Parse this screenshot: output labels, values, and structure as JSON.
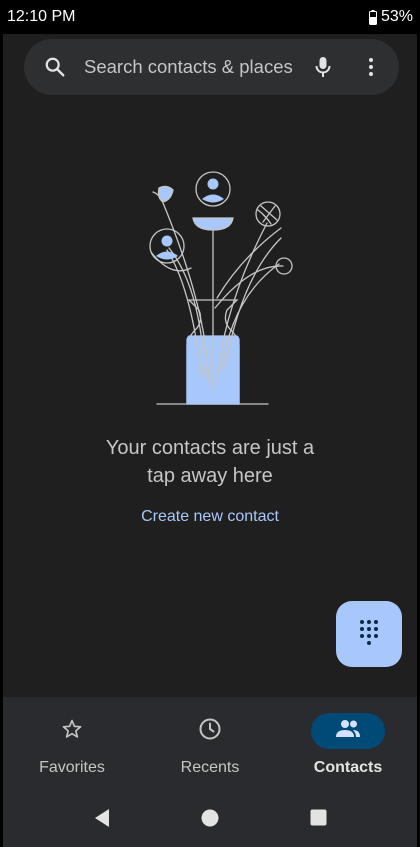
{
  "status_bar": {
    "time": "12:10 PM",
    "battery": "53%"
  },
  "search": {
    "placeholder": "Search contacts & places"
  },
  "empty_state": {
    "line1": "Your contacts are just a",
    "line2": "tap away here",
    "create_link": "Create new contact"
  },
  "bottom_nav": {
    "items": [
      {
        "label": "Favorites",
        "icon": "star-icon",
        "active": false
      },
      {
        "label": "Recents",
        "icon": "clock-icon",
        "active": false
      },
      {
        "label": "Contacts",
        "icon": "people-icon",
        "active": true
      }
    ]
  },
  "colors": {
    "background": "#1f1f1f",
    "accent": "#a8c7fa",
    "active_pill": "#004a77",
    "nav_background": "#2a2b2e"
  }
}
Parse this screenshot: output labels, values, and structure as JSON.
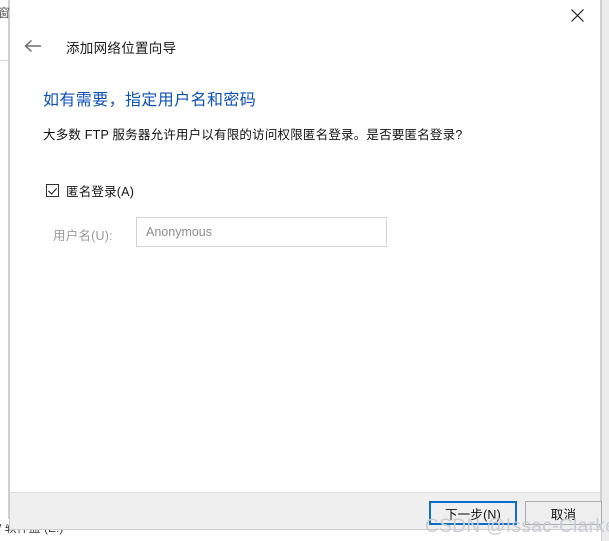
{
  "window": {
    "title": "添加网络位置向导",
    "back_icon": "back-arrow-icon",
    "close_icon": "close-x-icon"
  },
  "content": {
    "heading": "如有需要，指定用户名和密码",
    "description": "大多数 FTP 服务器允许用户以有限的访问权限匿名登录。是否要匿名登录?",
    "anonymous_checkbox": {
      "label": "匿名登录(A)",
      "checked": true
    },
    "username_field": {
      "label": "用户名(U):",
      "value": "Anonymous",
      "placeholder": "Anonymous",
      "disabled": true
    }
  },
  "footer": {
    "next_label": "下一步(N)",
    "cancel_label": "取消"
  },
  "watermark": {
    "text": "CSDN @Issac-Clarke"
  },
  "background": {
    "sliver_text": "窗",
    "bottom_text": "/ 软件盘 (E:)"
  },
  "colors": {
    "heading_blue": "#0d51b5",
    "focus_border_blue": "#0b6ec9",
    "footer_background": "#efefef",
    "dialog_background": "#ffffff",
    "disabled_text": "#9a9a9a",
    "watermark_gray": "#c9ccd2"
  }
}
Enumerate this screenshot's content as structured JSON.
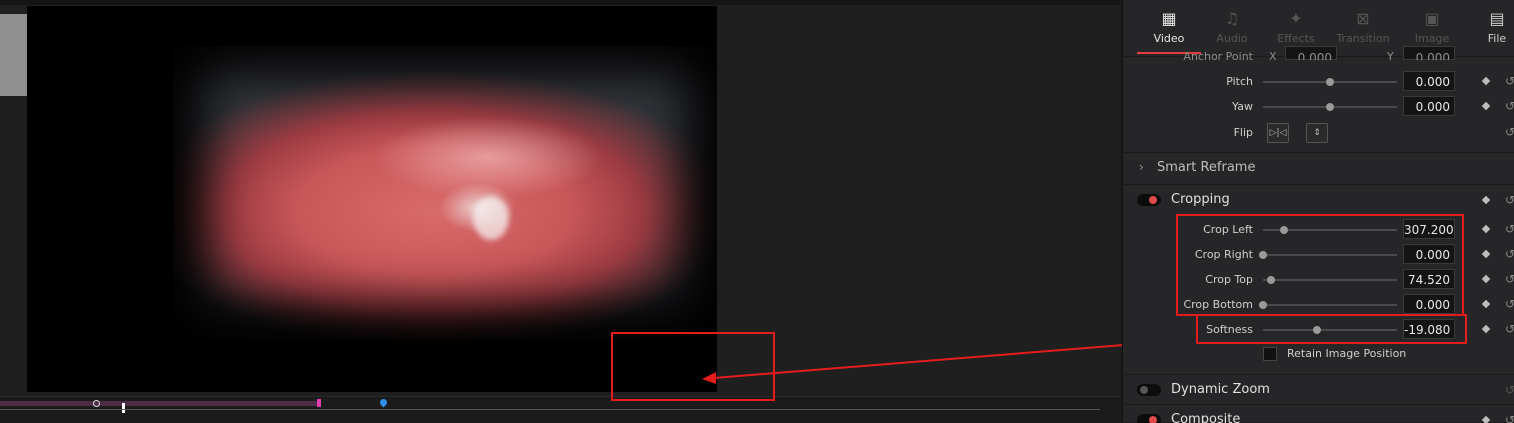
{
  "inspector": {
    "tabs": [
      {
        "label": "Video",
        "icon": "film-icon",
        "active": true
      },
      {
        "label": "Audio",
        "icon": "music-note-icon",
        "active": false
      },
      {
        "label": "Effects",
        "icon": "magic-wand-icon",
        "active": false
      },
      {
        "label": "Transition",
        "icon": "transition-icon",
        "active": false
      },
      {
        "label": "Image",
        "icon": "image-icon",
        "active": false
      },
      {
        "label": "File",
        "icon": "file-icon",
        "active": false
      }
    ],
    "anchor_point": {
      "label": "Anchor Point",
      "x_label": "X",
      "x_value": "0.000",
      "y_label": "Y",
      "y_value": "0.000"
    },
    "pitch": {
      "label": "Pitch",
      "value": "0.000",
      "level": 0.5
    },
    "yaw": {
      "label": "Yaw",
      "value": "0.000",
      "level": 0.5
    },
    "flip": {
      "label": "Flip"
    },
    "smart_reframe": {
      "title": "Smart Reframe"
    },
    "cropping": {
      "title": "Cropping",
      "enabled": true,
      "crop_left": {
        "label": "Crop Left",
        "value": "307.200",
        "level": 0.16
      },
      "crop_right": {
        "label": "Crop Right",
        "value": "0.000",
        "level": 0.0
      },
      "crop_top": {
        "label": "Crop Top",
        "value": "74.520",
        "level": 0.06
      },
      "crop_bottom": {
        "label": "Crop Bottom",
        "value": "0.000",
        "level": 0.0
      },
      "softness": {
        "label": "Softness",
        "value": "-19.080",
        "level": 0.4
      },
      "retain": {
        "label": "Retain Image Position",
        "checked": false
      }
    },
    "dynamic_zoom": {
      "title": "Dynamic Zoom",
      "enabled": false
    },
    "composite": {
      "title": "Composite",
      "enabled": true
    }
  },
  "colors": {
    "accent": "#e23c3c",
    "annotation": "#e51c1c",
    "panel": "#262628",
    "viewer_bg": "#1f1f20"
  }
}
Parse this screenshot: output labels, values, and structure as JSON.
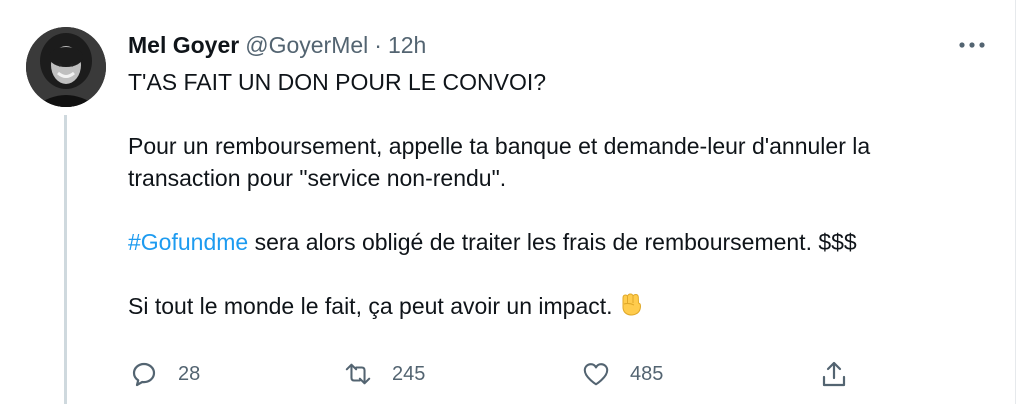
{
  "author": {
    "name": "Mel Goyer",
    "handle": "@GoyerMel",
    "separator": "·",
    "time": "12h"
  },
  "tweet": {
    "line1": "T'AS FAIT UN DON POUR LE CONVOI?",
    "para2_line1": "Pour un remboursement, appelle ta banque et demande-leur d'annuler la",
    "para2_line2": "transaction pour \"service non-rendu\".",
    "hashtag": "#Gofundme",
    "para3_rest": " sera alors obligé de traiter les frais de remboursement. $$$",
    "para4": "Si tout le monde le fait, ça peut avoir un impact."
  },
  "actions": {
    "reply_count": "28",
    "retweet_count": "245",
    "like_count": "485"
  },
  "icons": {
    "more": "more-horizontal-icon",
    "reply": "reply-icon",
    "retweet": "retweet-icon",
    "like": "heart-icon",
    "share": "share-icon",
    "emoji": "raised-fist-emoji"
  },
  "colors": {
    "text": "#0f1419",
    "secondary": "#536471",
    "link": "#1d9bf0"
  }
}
---
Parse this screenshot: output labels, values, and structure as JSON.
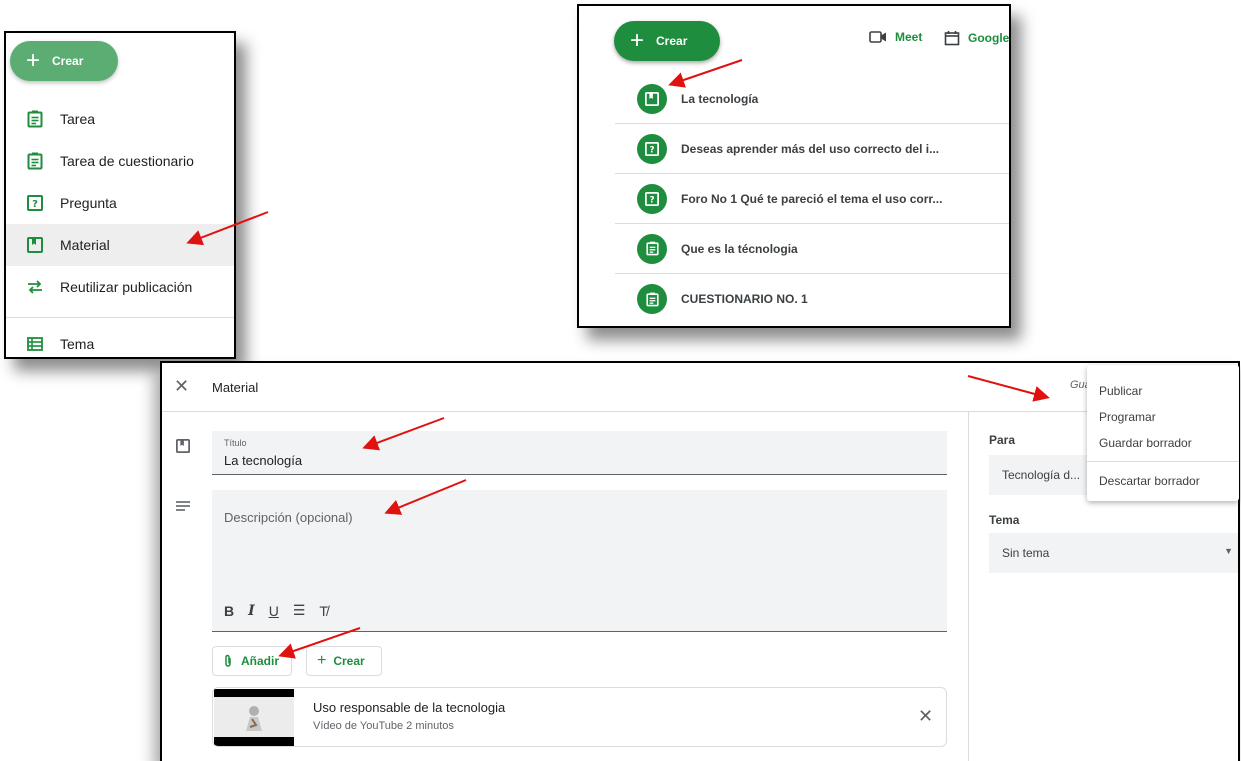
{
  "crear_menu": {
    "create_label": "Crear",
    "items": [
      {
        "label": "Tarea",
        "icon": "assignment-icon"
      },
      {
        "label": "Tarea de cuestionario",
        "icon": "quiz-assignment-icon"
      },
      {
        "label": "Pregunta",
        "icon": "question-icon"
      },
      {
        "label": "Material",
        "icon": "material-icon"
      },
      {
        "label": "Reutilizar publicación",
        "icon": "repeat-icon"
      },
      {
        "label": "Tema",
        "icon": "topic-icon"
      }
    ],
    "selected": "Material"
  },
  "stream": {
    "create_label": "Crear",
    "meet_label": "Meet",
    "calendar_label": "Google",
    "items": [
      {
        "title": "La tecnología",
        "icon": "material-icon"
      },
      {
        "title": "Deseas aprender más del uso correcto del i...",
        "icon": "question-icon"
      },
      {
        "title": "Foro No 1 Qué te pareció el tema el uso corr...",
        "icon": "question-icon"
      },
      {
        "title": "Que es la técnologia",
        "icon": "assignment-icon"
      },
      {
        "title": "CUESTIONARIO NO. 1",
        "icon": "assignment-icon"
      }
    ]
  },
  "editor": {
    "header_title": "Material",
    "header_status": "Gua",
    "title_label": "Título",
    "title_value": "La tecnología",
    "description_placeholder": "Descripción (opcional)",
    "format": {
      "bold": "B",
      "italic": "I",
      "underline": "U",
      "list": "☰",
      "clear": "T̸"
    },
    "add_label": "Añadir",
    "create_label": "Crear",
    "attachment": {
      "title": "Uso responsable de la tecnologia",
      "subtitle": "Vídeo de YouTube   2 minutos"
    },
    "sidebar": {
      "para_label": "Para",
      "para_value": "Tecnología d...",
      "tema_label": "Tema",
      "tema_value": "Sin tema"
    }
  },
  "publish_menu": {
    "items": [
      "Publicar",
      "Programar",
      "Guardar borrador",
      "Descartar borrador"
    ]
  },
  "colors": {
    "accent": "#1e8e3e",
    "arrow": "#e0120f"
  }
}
---
:: CHALLENGE ::
State how many lines include the string "accent". Give no other information.

:: SOLUTION BELOW ::
3